--- begin ---

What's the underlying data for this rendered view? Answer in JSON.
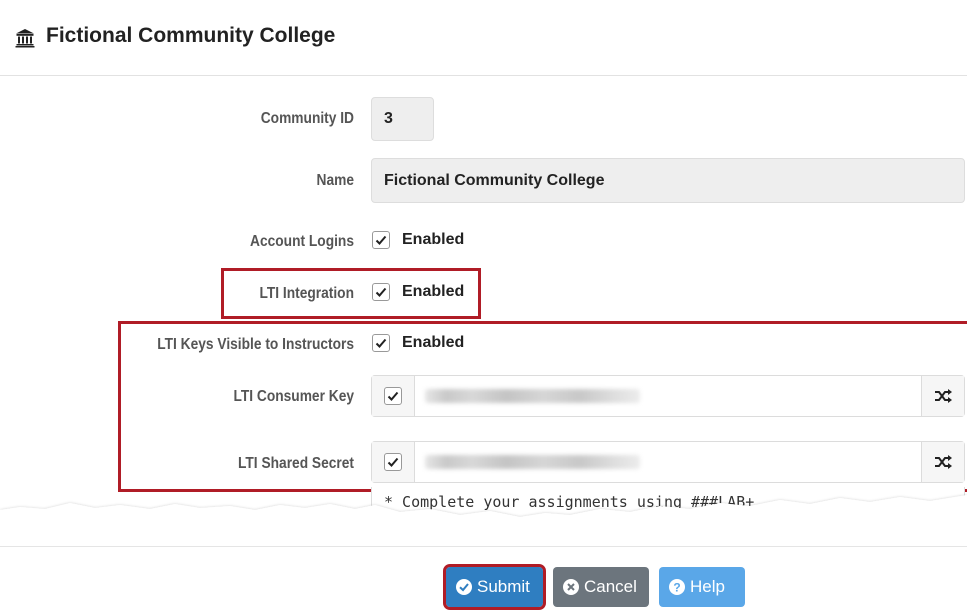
{
  "header": {
    "title": "Fictional Community College",
    "icon": "institution-icon"
  },
  "form": {
    "community_id": {
      "label": "Community ID",
      "value": "3"
    },
    "name": {
      "label": "Name",
      "value": "Fictional Community College"
    },
    "account_logins": {
      "label": "Account Logins",
      "checked": true,
      "option": "Enabled"
    },
    "lti_integration": {
      "label": "LTI Integration",
      "checked": true,
      "option": "Enabled"
    },
    "lti_keys_visible": {
      "label": "LTI Keys Visible to Instructors",
      "checked": true,
      "option": "Enabled"
    },
    "lti_consumer_key": {
      "label": "LTI Consumer Key",
      "checked": true,
      "value_obscured": true
    },
    "lti_shared_secret": {
      "label": "LTI Shared Secret",
      "checked": true,
      "value_obscured": true
    },
    "notes_textarea": {
      "visible_text": "* Complete your assignments using ###LAB+"
    }
  },
  "buttons": {
    "submit": "Submit",
    "cancel": "Cancel",
    "help": "Help"
  },
  "colors": {
    "highlight": "#b01c26",
    "submit": "#2f7ec1",
    "cancel": "#6c757d",
    "help": "#5aa7e8"
  }
}
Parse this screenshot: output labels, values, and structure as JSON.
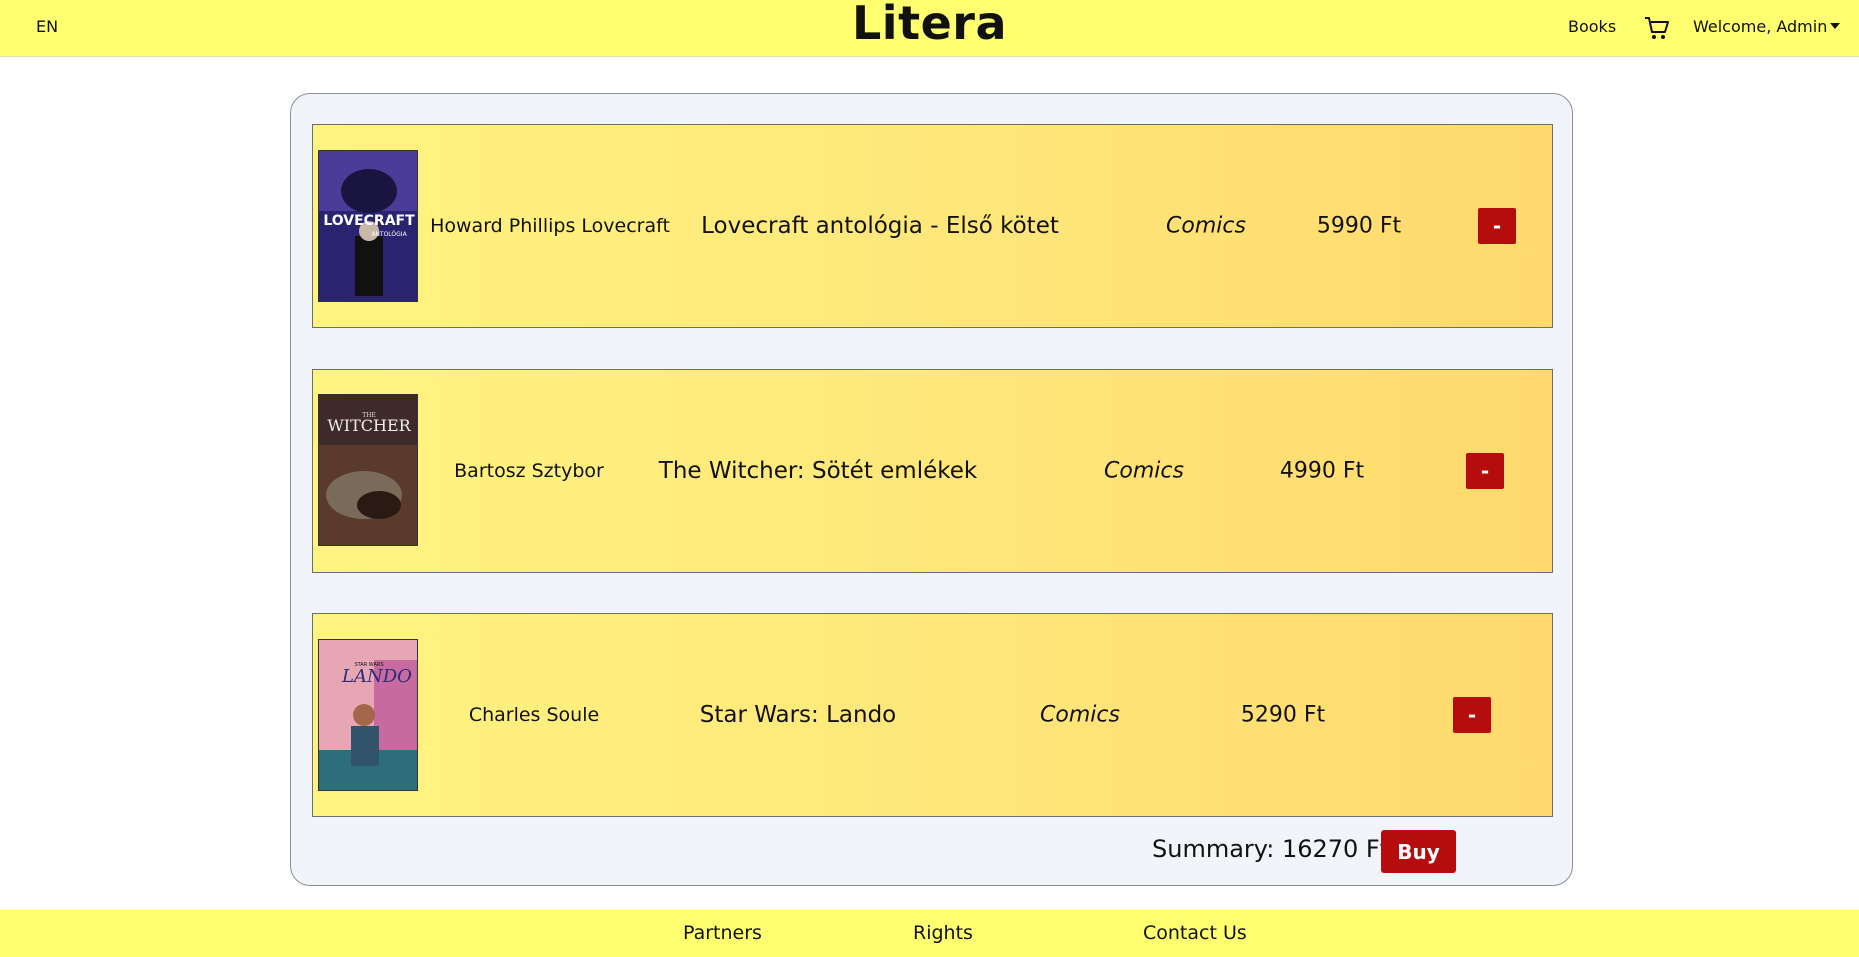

--- end ---

Problem description >> Every record above should be written out again exactly; the pictures stay out of the copy.

Solution >>
What's the underlying data for this rendered view? Answer in JSON.
{
  "header": {
    "title": "Fictional Community College",
    "icon": "institution-icon"
  },
  "form": {
    "community_id": {
      "label": "Community ID",
      "value": "3"
    },
    "name": {
      "label": "Name",
      "value": "Fictional Community College"
    },
    "account_logins": {
      "label": "Account Logins",
      "checked": true,
      "option": "Enabled"
    },
    "lti_integration": {
      "label": "LTI Integration",
      "checked": true,
      "option": "Enabled"
    },
    "lti_keys_visible": {
      "label": "LTI Keys Visible to Instructors",
      "checked": true,
      "option": "Enabled"
    },
    "lti_consumer_key": {
      "label": "LTI Consumer Key",
      "checked": true,
      "value_obscured": true
    },
    "lti_shared_secret": {
      "label": "LTI Shared Secret",
      "checked": true,
      "value_obscured": true
    },
    "notes_textarea": {
      "visible_text": "* Complete your assignments using ###LAB+"
    }
  },
  "buttons": {
    "submit": "Submit",
    "cancel": "Cancel",
    "help": "Help"
  },
  "colors": {
    "highlight": "#b01c26",
    "submit": "#2f7ec1",
    "cancel": "#6c757d",
    "help": "#5aa7e8"
  }
}
Parse this screenshot: output labels, values, and structure as JSON.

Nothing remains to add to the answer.